Data items
%%
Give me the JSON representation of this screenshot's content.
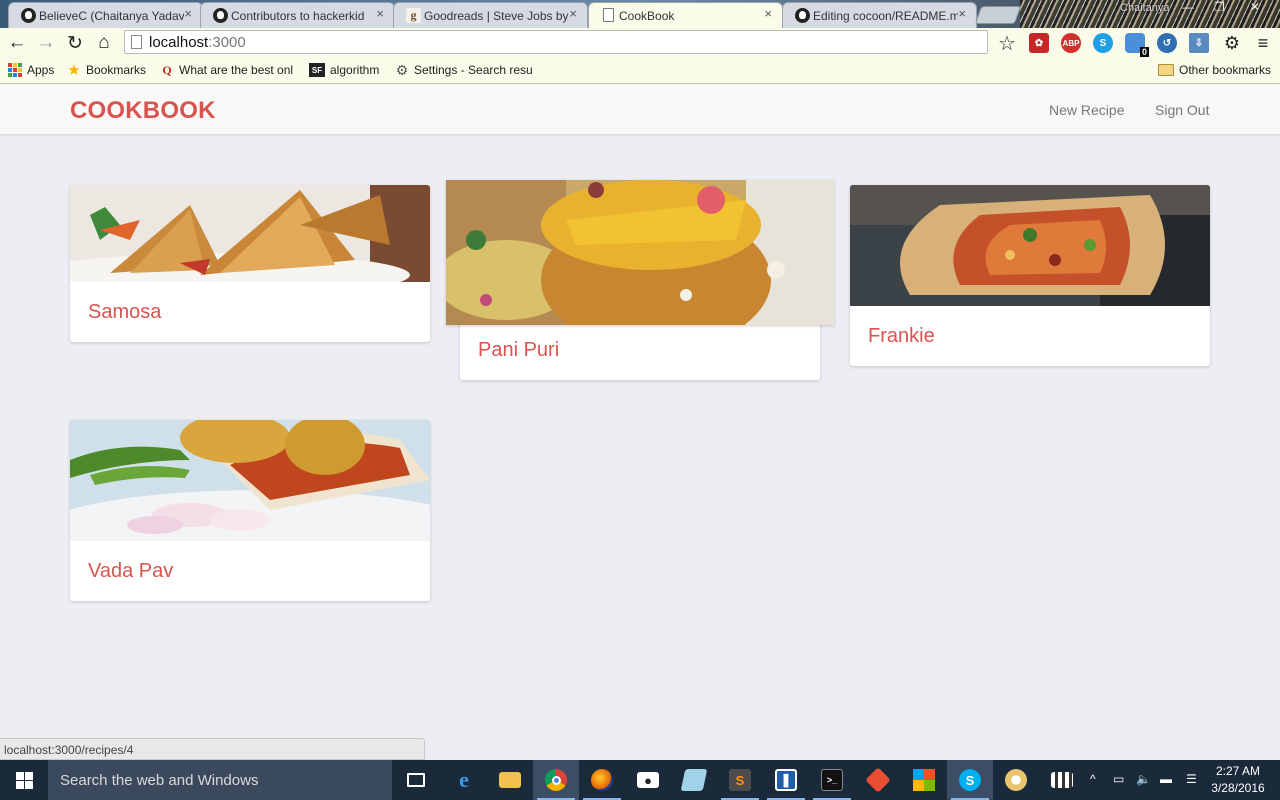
{
  "browser": {
    "tabs": [
      {
        "title": "BelieveC (Chaitanya Yadav)",
        "icon": "github-icon"
      },
      {
        "title": "Contributors to hackerkid",
        "icon": "github-icon"
      },
      {
        "title": "Goodreads | Steve Jobs by",
        "icon": "goodreads-icon"
      },
      {
        "title": "CookBook",
        "icon": "page-icon",
        "active": true
      },
      {
        "title": "Editing cocoon/README.md",
        "icon": "github-icon"
      }
    ],
    "tab_close": "×",
    "profile_name": "Chaitanya",
    "address": {
      "host": "localhost",
      "port": ":3000"
    },
    "bookmarks": [
      {
        "label": "Apps",
        "icon": "apps-grid-icon"
      },
      {
        "label": "Bookmarks",
        "icon": "star-icon"
      },
      {
        "label": "What are the best onl",
        "icon": "quora-icon"
      },
      {
        "label": "algorithm",
        "icon": "sf-icon"
      },
      {
        "label": "Settings - Search resu",
        "icon": "gear-icon"
      }
    ],
    "other_bookmarks": "Other bookmarks",
    "extension_badge": "0",
    "status_url": "localhost:3000/recipes/4"
  },
  "app": {
    "brand": "COOKBOOK",
    "nav": {
      "new_recipe": "New Recipe",
      "sign_out": "Sign Out"
    },
    "recipes": [
      {
        "name": "Samosa"
      },
      {
        "name": "Pani Puri"
      },
      {
        "name": "Frankie"
      },
      {
        "name": "Vada Pav"
      }
    ]
  },
  "taskbar": {
    "search_placeholder": "Search the web and Windows",
    "time": "2:27 AM",
    "date": "3/28/2016"
  },
  "colors": {
    "brand_red": "#d9534f",
    "page_bg": "#eceef3",
    "taskbar_bg": "#1b2a3a"
  }
}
%%
» Task goal
Leave the pictures out and reproduce each record exactly as written.

» Problem solution
Give me the JSON representation of this screenshot's content.
{
  "browser": {
    "tabs": [
      {
        "title": "BelieveC (Chaitanya Yadav)",
        "icon": "github-icon"
      },
      {
        "title": "Contributors to hackerkid",
        "icon": "github-icon"
      },
      {
        "title": "Goodreads | Steve Jobs by",
        "icon": "goodreads-icon"
      },
      {
        "title": "CookBook",
        "icon": "page-icon",
        "active": true
      },
      {
        "title": "Editing cocoon/README.md",
        "icon": "github-icon"
      }
    ],
    "tab_close": "×",
    "profile_name": "Chaitanya",
    "address": {
      "host": "localhost",
      "port": ":3000"
    },
    "bookmarks": [
      {
        "label": "Apps",
        "icon": "apps-grid-icon"
      },
      {
        "label": "Bookmarks",
        "icon": "star-icon"
      },
      {
        "label": "What are the best onl",
        "icon": "quora-icon"
      },
      {
        "label": "algorithm",
        "icon": "sf-icon"
      },
      {
        "label": "Settings - Search resu",
        "icon": "gear-icon"
      }
    ],
    "other_bookmarks": "Other bookmarks",
    "extension_badge": "0",
    "status_url": "localhost:3000/recipes/4"
  },
  "app": {
    "brand": "COOKBOOK",
    "nav": {
      "new_recipe": "New Recipe",
      "sign_out": "Sign Out"
    },
    "recipes": [
      {
        "name": "Samosa"
      },
      {
        "name": "Pani Puri"
      },
      {
        "name": "Frankie"
      },
      {
        "name": "Vada Pav"
      }
    ]
  },
  "taskbar": {
    "search_placeholder": "Search the web and Windows",
    "time": "2:27 AM",
    "date": "3/28/2016"
  },
  "colors": {
    "brand_red": "#d9534f",
    "page_bg": "#eceef3",
    "taskbar_bg": "#1b2a3a"
  }
}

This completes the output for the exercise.